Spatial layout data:
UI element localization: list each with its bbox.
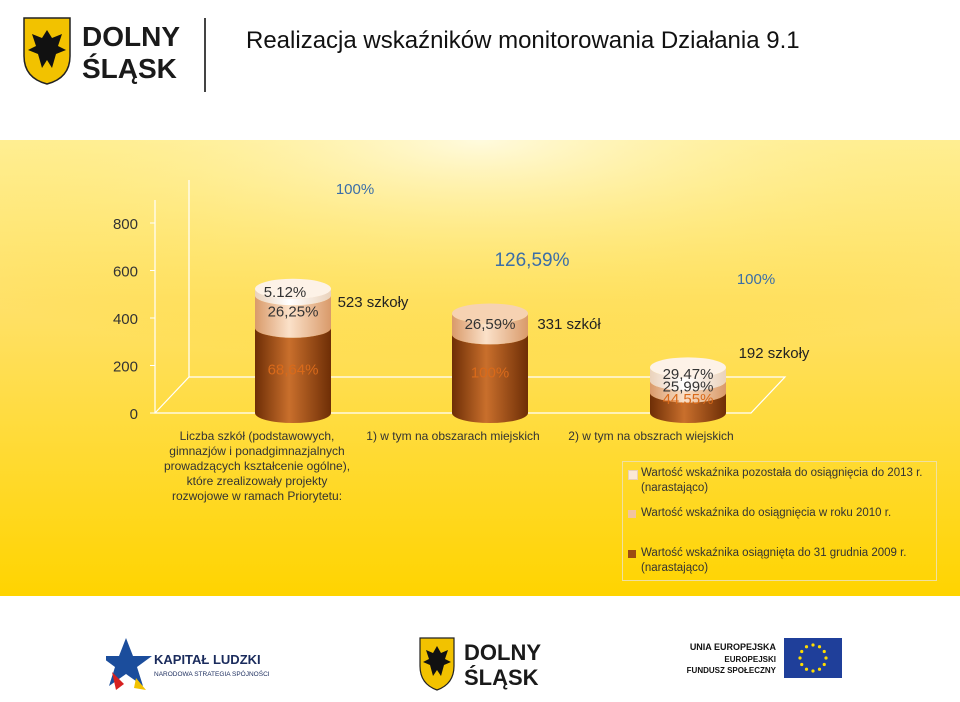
chart-floor bbox=[153, 376, 787, 414]
eu-star-2 bbox=[817, 667, 822, 671]
y-tick-label-1: 200 bbox=[113, 359, 138, 376]
dolny-slask-footer-logo: DOLNY ŚLĄSK bbox=[419, 637, 541, 691]
bar-segment-2-2 bbox=[650, 367, 726, 391]
chart-area: 0 200 400 600 800 68,64% 26,25% 5.12% 100% 26,59… bbox=[0, 140, 960, 596]
total-label-0: 523 szkoły bbox=[338, 294, 409, 311]
eu-star-8 bbox=[804, 645, 809, 649]
eu-star-5 bbox=[800, 662, 804, 667]
eu-line2: EUROPEJSKI bbox=[724, 655, 776, 664]
legend-text-2009: Wartość wskaźnika osiągnięta do 31 grudn… bbox=[641, 547, 907, 574]
y-tick-label-0: 0 bbox=[130, 406, 138, 423]
segment-label-2-1: 25,99% bbox=[663, 379, 714, 396]
top-label-0: 100% bbox=[336, 181, 374, 198]
stacked-bar-chart: 0 200 400 600 800 68,64% 26,25% 5.12% 100% 26,59… bbox=[0, 140, 960, 596]
category-label-2: 2) w tym na obszrach wiejskich bbox=[568, 429, 734, 443]
top-label-1: 126,59% bbox=[494, 250, 569, 271]
footer: KAPITAŁ LUDZKI NARODOWA STRATEGIA SPÓJNO… bbox=[0, 596, 960, 693]
y-tick-label-4: 800 bbox=[113, 216, 138, 233]
segment-label-2-0: 44,55% bbox=[663, 391, 714, 408]
footer-eagle-icon bbox=[423, 646, 451, 676]
eu-star-0 bbox=[824, 656, 828, 660]
eu-star-10 bbox=[817, 645, 822, 649]
segment-label-1-0: 100% bbox=[471, 365, 509, 382]
eu-logo: UNIA EUROPEJSKA EUROPEJSKI FUNDUSZ SPOŁE… bbox=[687, 638, 842, 678]
bar-segment-2-1 bbox=[650, 380, 726, 403]
kl-line1: KAPITAŁ LUDZKI bbox=[154, 652, 261, 667]
total-label-2: 192 szkoły bbox=[739, 345, 810, 362]
logo-text-line1: DOLNY bbox=[82, 21, 180, 52]
footer-logo-line2: ŚLĄSK bbox=[464, 665, 539, 690]
eu-star-6 bbox=[798, 656, 802, 660]
eu-star-4 bbox=[804, 667, 809, 671]
bar-segment-top-0-2 bbox=[255, 278, 331, 299]
bar-segment-2-0 bbox=[650, 392, 726, 423]
legend-swatch-2010 bbox=[628, 510, 636, 518]
logo-divider bbox=[204, 18, 206, 92]
category-label-1: 1) w tym na obszarach miejskich bbox=[366, 429, 540, 443]
segment-label-2-2: 29,47% bbox=[663, 366, 714, 383]
y-tick-label-3: 600 bbox=[113, 264, 138, 281]
eu-star-7 bbox=[800, 649, 804, 654]
segment-label-1-1: 26,59% bbox=[465, 316, 516, 333]
legend: Wartość wskaźnika pozostała do osiągnięc… bbox=[622, 461, 937, 581]
kl-line2: NARODOWA STRATEGIA SPÓJNOŚCI bbox=[154, 669, 270, 678]
bar-segment-1-0 bbox=[452, 334, 528, 423]
eu-stars-icon bbox=[798, 643, 828, 673]
legend-swatch-2009 bbox=[628, 550, 636, 558]
legend-text-remaining: Wartość wskaźnika pozostała do osiągnięc… bbox=[641, 467, 923, 494]
logo-text-line2: ŚLĄSK bbox=[82, 53, 177, 84]
eu-star-3 bbox=[811, 669, 815, 673]
star-accent-icon bbox=[112, 672, 124, 690]
total-label-1: 331 szkół bbox=[537, 316, 601, 333]
eu-star-9 bbox=[811, 643, 815, 647]
bar-segment-0-2 bbox=[255, 288, 331, 306]
footer-logo-line1: DOLNY bbox=[464, 640, 541, 665]
segment-label-0-2: 5.12% bbox=[264, 284, 307, 301]
bar-segment-0-0 bbox=[255, 327, 331, 423]
bar-segment-top-1-1 bbox=[452, 303, 528, 324]
legend-swatch-remaining bbox=[628, 470, 638, 480]
star-icon bbox=[106, 638, 152, 686]
eu-line3: FUNDUSZ SPOŁECZNY bbox=[687, 666, 777, 675]
eu-star-11 bbox=[822, 649, 826, 654]
bar-segment-0-1 bbox=[255, 295, 331, 338]
kapital-ludzki-logo: KAPITAŁ LUDZKI NARODOWA STRATEGIA SPÓJNO… bbox=[106, 638, 270, 690]
header: DOLNY ŚLĄSK Realizacja wskaźników monito… bbox=[0, 0, 960, 140]
page-title: Realizacja wskaźników monitorowania Dzia… bbox=[246, 27, 800, 54]
eu-star-1 bbox=[822, 662, 826, 667]
eu-line1: UNIA EUROPEJSKA bbox=[690, 642, 777, 652]
eagle-icon bbox=[28, 30, 66, 68]
category-label-0: Liczba szkół (podstawowych, gimnazjów i … bbox=[163, 429, 351, 503]
dolny-slask-logo: DOLNY ŚLĄSK bbox=[23, 17, 180, 85]
segment-label-0-0: 68,64% bbox=[268, 362, 319, 379]
top-label-2: 100% bbox=[737, 271, 775, 288]
star-accent-yellow-icon bbox=[134, 678, 146, 690]
legend-text-2010: Wartość wskaźnika do osiągnięcia w roku … bbox=[641, 507, 892, 519]
bar-segment-1-1 bbox=[452, 313, 528, 345]
bar-segment-top-2-2 bbox=[650, 357, 726, 378]
y-tick-label-2: 400 bbox=[113, 311, 138, 328]
segment-label-0-1: 26,25% bbox=[268, 303, 319, 320]
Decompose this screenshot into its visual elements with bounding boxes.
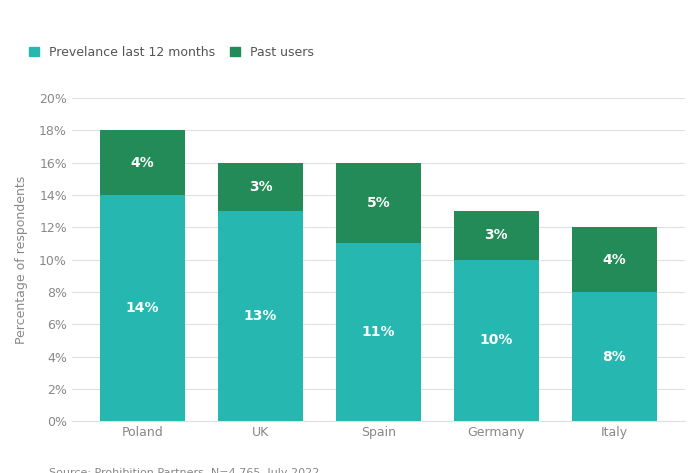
Text: 4%: 4% [603,253,626,267]
Bar [454,260,539,421]
Text: 14%: 14% [126,301,160,315]
Bar [572,292,657,421]
Bar [454,211,539,260]
Text: 8%: 8% [603,350,626,364]
Text: Source: Prohibition Partners, N=4,765, July 2022: Source: Prohibition Partners, N=4,765, J… [49,468,319,473]
Text: 10%: 10% [480,333,513,347]
Text: 4%: 4% [131,156,155,170]
Bar [336,244,421,421]
Y-axis label: Percentage of respondents: Percentage of respondents [15,175,28,344]
Text: 13%: 13% [244,309,277,323]
Text: 3%: 3% [484,228,508,242]
Bar [218,163,303,211]
Legend: Prevelance last 12 months, Past users: Prevelance last 12 months, Past users [29,46,314,59]
Bar [218,211,303,421]
Bar [100,195,185,421]
Text: 11%: 11% [362,325,396,339]
Bar [100,130,185,195]
Text: 3%: 3% [248,180,272,194]
Text: 5%: 5% [367,196,391,210]
Bar [572,227,657,292]
Bar [336,163,421,244]
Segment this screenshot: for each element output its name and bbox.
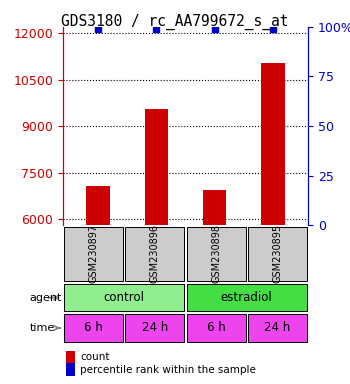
- Text: 24 h: 24 h: [142, 321, 168, 334]
- FancyBboxPatch shape: [248, 227, 307, 281]
- Text: GSM230898: GSM230898: [211, 224, 221, 283]
- FancyBboxPatch shape: [64, 284, 184, 311]
- Text: time: time: [29, 323, 60, 333]
- Bar: [203, 190, 226, 225]
- Bar: [66, 351, 75, 364]
- Text: control: control: [104, 291, 145, 304]
- Text: count: count: [80, 352, 110, 362]
- Text: GDS3180 / rc_AA799672_s_at: GDS3180 / rc_AA799672_s_at: [61, 13, 289, 30]
- FancyBboxPatch shape: [187, 314, 245, 341]
- FancyBboxPatch shape: [64, 227, 123, 281]
- FancyBboxPatch shape: [248, 314, 307, 341]
- Bar: [86, 187, 110, 225]
- Bar: [261, 63, 285, 225]
- Text: GSM230895: GSM230895: [272, 224, 282, 283]
- FancyBboxPatch shape: [64, 314, 123, 341]
- Bar: [145, 109, 168, 225]
- Text: agent: agent: [29, 293, 62, 303]
- Text: estradiol: estradiol: [221, 291, 273, 304]
- Text: 24 h: 24 h: [264, 321, 290, 334]
- FancyBboxPatch shape: [125, 227, 184, 281]
- Text: GSM230897: GSM230897: [89, 224, 99, 283]
- Text: percentile rank within the sample: percentile rank within the sample: [80, 365, 256, 375]
- Bar: [66, 364, 75, 376]
- Text: GSM230896: GSM230896: [150, 224, 160, 283]
- Text: 6 h: 6 h: [84, 321, 103, 334]
- FancyBboxPatch shape: [125, 314, 184, 341]
- FancyBboxPatch shape: [187, 227, 245, 281]
- Text: 6 h: 6 h: [207, 321, 225, 334]
- FancyBboxPatch shape: [187, 284, 307, 311]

**Aim of the task**: Can you write out everything in the listing from the line with "chart-floor bbox=[153, 376, 787, 414]" down to the line with "kl-line1: KAPITAŁ LUDZKI", replacing "szkoły" with "schools" and leaving the rest unchanged?

**Exercise response**:
chart-floor bbox=[153, 376, 787, 414]
eu-star-2 bbox=[817, 667, 822, 671]
y-tick-label-1: 200 bbox=[113, 359, 138, 376]
dolny-slask-footer-logo: DOLNY ŚLĄSK bbox=[419, 637, 541, 691]
bar-segment-2-2 bbox=[650, 367, 726, 391]
chart-area: 0 200 400 600 800 68,64% 26,25% 5.12% 100% 26,59… bbox=[0, 140, 960, 596]
total-label-0: 523 schools bbox=[338, 294, 409, 311]
eu-star-8 bbox=[804, 645, 809, 649]
eu-star-5 bbox=[800, 662, 804, 667]
eu-line2: EUROPEJSKI bbox=[724, 655, 776, 664]
legend-text-2009: Wartość wskaźnika osiągnięta do 31 grudn… bbox=[641, 547, 907, 574]
y-tick-label-0: 0 bbox=[130, 406, 138, 423]
segment-label-2-1: 25,99% bbox=[663, 379, 714, 396]
top-label-0: 100% bbox=[336, 181, 374, 198]
stacked-bar-chart: 0 200 400 600 800 68,64% 26,25% 5.12% 100% 26,59… bbox=[0, 140, 960, 596]
category-label-2: 2) w tym na obszrach wiejskich bbox=[568, 429, 734, 443]
top-label-1: 126,59% bbox=[494, 250, 569, 271]
footer: KAPITAŁ LUDZKI NARODOWA STRATEGIA SPÓJNO… bbox=[0, 596, 960, 693]
y-tick-label-4: 800 bbox=[113, 216, 138, 233]
segment-label-2-0: 44,55% bbox=[663, 391, 714, 408]
footer-eagle-icon bbox=[423, 646, 451, 676]
eu-star-0 bbox=[824, 656, 828, 660]
eu-star-10 bbox=[817, 645, 822, 649]
segment-label-1-0: 100% bbox=[471, 365, 509, 382]
eu-logo: UNIA EUROPEJSKA EUROPEJSKI FUNDUSZ SPOŁE… bbox=[687, 638, 842, 678]
bar-segment-2-1 bbox=[650, 380, 726, 403]
kl-line1: KAPITAŁ LUDZKI bbox=[154, 652, 261, 667]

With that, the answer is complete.